[START DATA LISTING]
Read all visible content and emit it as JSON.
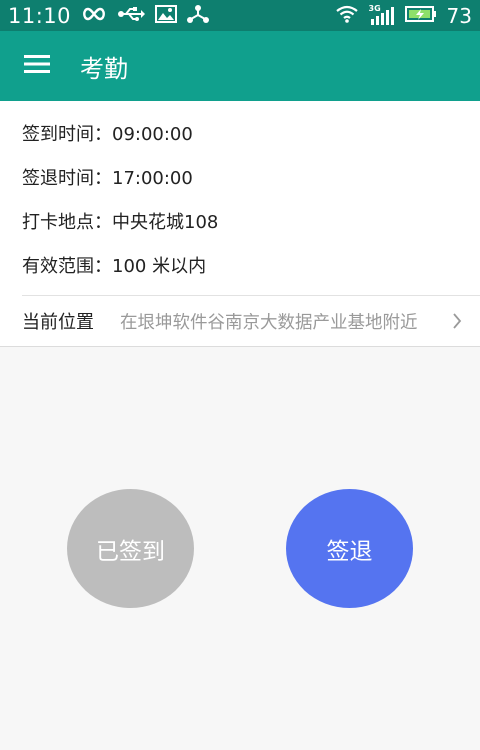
{
  "status_bar": {
    "time": "11:10",
    "battery": "73",
    "network_label": "3G"
  },
  "app_bar": {
    "title": "考勤"
  },
  "info": {
    "sign_in_time": "签到时间：09:00:00",
    "sign_out_time": "签退时间：17:00:00",
    "location": "打卡地点：中央花城108",
    "range": "有效范围：100 米以内"
  },
  "current_location": {
    "label": "当前位置",
    "value": "在垠坤软件谷南京大数据产业基地附近"
  },
  "actions": {
    "signed_in_label": "已签到",
    "sign_out_label": "签退"
  },
  "colors": {
    "status_bar": "#0e7f6f",
    "app_bar": "#10a08d",
    "signed_in_button": "#bdbdbd",
    "sign_out_button": "#5574f0"
  }
}
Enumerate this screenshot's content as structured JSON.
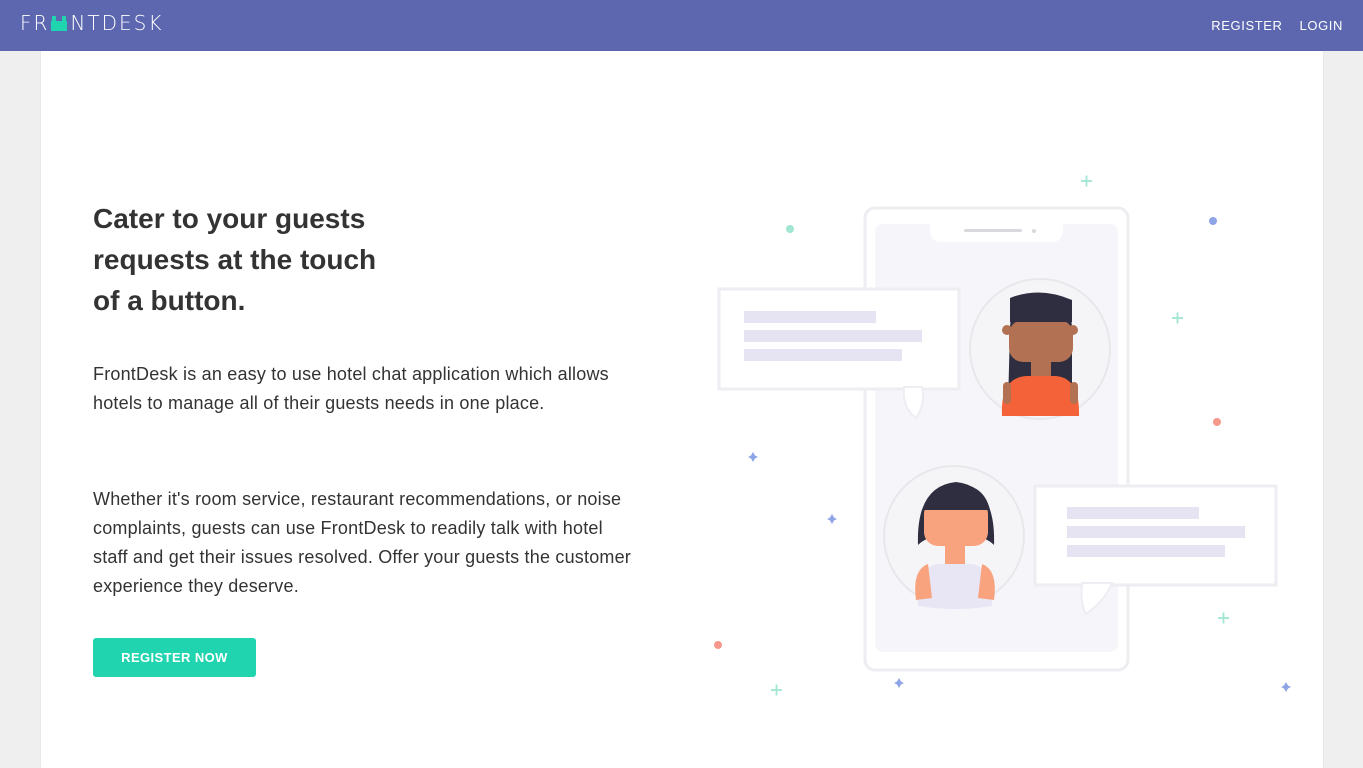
{
  "header": {
    "logo": {
      "prefix": "FR",
      "suffix": "NTDESK"
    },
    "nav": {
      "register_label": "REGISTER",
      "login_label": "LOGIN"
    }
  },
  "hero": {
    "headline_lines": [
      "Cater to your guests",
      "requests at the touch",
      "of a button."
    ],
    "paragraph_1": "FrontDesk is an easy to use hotel chat application which allows hotels to manage all of their guests needs in one place.",
    "paragraph_2": "Whether it's room service, restaurant recommendations, or noise complaints, guests can use FrontDesk to readily talk with hotel staff and get their issues resolved. Offer your guests the customer experience they deserve.",
    "cta_label": "REGISTER NOW"
  },
  "colors": {
    "navbar": "#5c67b0",
    "accent": "#1fd4ae",
    "text": "#333333",
    "bubble_line": "#e6e4f3",
    "staff_shirt": "#f4623a",
    "staff_skin": "#b17152",
    "guest_skin": "#f9a27e",
    "hair": "#2f2e41"
  },
  "illustration": {
    "name": "phone-chat-illustration",
    "icons": [
      "smartphone",
      "staff-avatar",
      "guest-avatar",
      "chat-bubble",
      "sparkle"
    ]
  }
}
[END DATA LISTING]
▸ **WORK TO DO**: Omit every image. Quote each record exactly.

▸ **ANSWER TO THIS TASK**:
Read all visible content and emit it as JSON.
{
  "status_bar": {
    "time": "11:10",
    "battery": "73",
    "network_label": "3G"
  },
  "app_bar": {
    "title": "考勤"
  },
  "info": {
    "sign_in_time": "签到时间：09:00:00",
    "sign_out_time": "签退时间：17:00:00",
    "location": "打卡地点：中央花城108",
    "range": "有效范围：100 米以内"
  },
  "current_location": {
    "label": "当前位置",
    "value": "在垠坤软件谷南京大数据产业基地附近"
  },
  "actions": {
    "signed_in_label": "已签到",
    "sign_out_label": "签退"
  },
  "colors": {
    "status_bar": "#0e7f6f",
    "app_bar": "#10a08d",
    "signed_in_button": "#bdbdbd",
    "sign_out_button": "#5574f0"
  }
}
Enumerate this screenshot's content as structured JSON.
{
  "header": {
    "logo": {
      "prefix": "FR",
      "suffix": "NTDESK"
    },
    "nav": {
      "register_label": "REGISTER",
      "login_label": "LOGIN"
    }
  },
  "hero": {
    "headline_lines": [
      "Cater to your guests",
      "requests at the touch",
      "of a button."
    ],
    "paragraph_1": "FrontDesk is an easy to use hotel chat application which allows hotels to manage all of their guests needs in one place.",
    "paragraph_2": "Whether it's room service, restaurant recommendations, or noise complaints, guests can use FrontDesk to readily talk with hotel staff and get their issues resolved. Offer your guests the customer experience they deserve.",
    "cta_label": "REGISTER NOW"
  },
  "colors": {
    "navbar": "#5c67b0",
    "accent": "#1fd4ae",
    "text": "#333333",
    "bubble_line": "#e6e4f3",
    "staff_shirt": "#f4623a",
    "staff_skin": "#b17152",
    "guest_skin": "#f9a27e",
    "hair": "#2f2e41"
  },
  "illustration": {
    "name": "phone-chat-illustration",
    "icons": [
      "smartphone",
      "staff-avatar",
      "guest-avatar",
      "chat-bubble",
      "sparkle"
    ]
  }
}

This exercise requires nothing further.